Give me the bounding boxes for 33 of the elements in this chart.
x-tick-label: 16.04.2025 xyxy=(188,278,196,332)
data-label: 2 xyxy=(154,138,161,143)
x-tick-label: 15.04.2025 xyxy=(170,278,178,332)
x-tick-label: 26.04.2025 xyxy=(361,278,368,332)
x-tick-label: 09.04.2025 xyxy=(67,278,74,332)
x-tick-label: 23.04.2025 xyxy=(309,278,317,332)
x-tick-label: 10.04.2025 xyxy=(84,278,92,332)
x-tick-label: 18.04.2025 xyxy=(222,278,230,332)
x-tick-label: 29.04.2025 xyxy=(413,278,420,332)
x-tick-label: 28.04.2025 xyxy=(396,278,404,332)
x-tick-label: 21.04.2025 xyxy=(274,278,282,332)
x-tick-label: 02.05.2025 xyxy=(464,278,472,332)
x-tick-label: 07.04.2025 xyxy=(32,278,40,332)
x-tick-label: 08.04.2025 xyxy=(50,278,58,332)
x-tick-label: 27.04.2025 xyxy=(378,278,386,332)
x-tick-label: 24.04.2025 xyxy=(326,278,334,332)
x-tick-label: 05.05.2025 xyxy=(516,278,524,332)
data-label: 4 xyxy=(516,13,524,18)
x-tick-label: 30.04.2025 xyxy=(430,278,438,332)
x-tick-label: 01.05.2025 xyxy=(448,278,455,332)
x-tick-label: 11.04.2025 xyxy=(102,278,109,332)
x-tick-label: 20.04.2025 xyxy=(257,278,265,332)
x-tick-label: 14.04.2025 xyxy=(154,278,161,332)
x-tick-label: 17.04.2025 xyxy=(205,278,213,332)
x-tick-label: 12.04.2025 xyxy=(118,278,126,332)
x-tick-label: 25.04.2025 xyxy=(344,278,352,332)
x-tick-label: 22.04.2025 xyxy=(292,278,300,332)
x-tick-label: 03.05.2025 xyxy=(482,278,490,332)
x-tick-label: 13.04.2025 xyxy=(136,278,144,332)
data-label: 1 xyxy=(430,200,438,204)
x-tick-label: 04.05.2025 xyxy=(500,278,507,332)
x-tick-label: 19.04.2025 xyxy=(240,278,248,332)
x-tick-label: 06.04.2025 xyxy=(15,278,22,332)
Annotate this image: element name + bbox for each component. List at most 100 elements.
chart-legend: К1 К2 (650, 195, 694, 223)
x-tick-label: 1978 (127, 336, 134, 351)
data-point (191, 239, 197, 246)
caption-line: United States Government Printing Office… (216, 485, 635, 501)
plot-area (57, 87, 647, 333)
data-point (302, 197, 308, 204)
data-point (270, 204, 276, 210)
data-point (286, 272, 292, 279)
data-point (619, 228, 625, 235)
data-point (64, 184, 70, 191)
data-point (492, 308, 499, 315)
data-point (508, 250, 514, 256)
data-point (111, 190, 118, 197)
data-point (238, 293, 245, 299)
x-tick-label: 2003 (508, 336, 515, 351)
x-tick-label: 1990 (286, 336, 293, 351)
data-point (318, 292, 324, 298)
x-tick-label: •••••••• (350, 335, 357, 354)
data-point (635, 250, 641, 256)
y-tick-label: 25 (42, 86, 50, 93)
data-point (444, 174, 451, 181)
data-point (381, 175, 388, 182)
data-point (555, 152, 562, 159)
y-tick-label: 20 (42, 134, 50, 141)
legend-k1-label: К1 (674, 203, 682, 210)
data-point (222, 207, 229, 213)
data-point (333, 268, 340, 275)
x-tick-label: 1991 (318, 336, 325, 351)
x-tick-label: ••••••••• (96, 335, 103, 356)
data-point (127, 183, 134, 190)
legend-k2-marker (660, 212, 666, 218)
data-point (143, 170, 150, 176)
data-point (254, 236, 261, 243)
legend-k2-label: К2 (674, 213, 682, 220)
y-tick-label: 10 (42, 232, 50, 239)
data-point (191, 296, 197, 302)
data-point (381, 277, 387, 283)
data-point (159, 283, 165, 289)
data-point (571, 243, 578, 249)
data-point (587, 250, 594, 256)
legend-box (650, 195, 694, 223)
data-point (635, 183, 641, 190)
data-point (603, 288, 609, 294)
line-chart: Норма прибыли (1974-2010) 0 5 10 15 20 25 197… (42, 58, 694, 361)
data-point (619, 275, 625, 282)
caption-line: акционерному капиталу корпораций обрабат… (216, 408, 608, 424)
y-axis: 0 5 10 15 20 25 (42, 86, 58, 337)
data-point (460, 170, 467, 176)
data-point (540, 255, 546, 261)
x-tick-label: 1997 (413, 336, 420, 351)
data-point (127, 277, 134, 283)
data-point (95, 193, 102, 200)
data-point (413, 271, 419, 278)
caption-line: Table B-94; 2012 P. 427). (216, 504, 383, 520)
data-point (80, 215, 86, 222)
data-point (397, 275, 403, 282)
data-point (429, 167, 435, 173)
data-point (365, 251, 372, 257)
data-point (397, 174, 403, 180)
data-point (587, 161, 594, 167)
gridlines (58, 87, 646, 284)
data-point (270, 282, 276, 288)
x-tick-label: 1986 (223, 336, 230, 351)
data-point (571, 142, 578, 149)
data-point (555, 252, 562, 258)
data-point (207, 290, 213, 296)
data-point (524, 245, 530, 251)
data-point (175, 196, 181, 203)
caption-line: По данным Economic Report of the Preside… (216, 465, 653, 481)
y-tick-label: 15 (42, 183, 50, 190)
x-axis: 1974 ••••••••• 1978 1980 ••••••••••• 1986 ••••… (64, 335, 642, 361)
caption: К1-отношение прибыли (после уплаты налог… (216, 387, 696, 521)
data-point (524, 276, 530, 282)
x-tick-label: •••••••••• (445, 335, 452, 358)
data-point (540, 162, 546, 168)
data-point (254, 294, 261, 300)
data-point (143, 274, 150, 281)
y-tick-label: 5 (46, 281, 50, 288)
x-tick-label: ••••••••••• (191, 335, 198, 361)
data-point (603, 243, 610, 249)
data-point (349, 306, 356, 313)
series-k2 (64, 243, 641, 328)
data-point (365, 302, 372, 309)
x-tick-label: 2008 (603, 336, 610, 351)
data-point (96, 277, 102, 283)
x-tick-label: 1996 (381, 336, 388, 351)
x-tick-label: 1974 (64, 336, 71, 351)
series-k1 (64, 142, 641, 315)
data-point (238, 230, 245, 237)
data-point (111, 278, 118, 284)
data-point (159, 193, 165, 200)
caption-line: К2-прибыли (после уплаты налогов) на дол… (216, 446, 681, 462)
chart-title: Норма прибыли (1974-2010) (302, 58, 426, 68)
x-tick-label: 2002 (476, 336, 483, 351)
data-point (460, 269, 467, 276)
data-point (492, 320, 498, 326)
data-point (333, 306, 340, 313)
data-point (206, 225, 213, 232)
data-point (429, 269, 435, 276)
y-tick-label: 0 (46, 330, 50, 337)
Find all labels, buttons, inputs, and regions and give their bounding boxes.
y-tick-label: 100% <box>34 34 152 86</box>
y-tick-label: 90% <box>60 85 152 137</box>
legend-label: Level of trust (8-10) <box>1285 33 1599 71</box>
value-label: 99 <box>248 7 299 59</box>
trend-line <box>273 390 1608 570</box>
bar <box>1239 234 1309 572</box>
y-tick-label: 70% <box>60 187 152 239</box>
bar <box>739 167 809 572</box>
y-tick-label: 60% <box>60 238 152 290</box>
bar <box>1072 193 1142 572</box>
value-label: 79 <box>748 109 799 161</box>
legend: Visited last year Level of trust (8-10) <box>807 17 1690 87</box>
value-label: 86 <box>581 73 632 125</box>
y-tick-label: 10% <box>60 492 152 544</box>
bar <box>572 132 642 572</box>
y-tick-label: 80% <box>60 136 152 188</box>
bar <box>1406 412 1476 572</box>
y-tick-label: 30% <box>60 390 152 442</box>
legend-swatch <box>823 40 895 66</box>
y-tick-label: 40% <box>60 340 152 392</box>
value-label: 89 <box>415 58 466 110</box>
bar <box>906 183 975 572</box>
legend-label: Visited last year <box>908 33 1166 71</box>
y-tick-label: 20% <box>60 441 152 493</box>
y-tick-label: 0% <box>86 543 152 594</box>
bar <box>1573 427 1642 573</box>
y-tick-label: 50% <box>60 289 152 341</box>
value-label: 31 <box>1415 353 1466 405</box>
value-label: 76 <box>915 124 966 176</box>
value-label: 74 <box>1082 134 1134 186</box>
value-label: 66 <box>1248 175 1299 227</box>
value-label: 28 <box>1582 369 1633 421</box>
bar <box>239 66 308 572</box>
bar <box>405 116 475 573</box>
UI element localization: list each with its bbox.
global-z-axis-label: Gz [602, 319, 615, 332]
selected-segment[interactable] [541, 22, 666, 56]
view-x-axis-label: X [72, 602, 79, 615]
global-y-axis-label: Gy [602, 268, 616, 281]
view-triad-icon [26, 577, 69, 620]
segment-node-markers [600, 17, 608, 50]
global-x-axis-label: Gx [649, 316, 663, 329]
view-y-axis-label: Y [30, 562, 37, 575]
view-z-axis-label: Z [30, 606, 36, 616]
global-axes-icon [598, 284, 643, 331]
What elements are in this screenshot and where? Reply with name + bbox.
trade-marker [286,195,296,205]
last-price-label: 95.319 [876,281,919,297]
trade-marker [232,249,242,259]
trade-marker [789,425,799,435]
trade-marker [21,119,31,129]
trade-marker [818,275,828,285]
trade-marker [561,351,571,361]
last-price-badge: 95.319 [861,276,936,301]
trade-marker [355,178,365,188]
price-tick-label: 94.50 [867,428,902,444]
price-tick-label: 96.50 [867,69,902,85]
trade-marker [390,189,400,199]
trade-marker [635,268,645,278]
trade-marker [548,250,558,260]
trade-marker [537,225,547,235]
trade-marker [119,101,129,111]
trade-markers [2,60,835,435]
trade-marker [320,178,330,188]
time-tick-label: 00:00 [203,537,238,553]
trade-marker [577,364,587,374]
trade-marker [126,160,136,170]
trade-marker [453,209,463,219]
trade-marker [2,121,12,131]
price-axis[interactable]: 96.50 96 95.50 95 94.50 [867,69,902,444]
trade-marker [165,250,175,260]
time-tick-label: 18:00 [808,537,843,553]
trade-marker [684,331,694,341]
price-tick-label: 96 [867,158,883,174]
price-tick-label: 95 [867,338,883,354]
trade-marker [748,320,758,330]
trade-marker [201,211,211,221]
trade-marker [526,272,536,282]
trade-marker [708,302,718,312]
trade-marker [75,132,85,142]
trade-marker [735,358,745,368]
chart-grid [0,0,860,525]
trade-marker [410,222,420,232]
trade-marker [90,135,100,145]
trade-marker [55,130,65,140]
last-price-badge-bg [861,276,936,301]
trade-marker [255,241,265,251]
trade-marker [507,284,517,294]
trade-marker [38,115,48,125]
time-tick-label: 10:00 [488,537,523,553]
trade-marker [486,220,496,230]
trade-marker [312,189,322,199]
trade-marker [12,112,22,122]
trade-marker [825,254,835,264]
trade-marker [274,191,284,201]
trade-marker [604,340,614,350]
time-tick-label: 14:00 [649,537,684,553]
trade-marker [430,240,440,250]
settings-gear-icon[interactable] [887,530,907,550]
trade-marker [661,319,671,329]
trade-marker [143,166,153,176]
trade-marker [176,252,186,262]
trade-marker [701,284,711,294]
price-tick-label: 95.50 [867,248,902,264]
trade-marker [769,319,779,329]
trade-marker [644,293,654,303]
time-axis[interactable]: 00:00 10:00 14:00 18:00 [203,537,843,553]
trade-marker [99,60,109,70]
___
Task prompt >> Rewrite the part of the entries that runs from the first line through the line containing "x-tick-label: 21.04.2025 xyxy=(274,278,282,332)", inclusive, as a JSON list of strings with one string per line, skipping any blank lines.

Response >>
[
  "Give me the bounding boxes for 33 of the elements in this chart.",
  "x-tick-label: 16.04.2025 xyxy=(188,278,196,332)",
  "data-label: 2 xyxy=(154,138,161,143)",
  "x-tick-label: 15.04.2025 xyxy=(170,278,178,332)",
  "x-tick-label: 26.04.2025 xyxy=(361,278,368,332)",
  "x-tick-label: 09.04.2025 xyxy=(67,278,74,332)",
  "x-tick-label: 23.04.2025 xyxy=(309,278,317,332)",
  "x-tick-label: 10.04.2025 xyxy=(84,278,92,332)",
  "x-tick-label: 18.04.2025 xyxy=(222,278,230,332)",
  "x-tick-label: 29.04.2025 xyxy=(413,278,420,332)",
  "x-tick-label: 28.04.2025 xyxy=(396,278,404,332)",
  "x-tick-label: 21.04.2025 xyxy=(274,278,282,332)"
]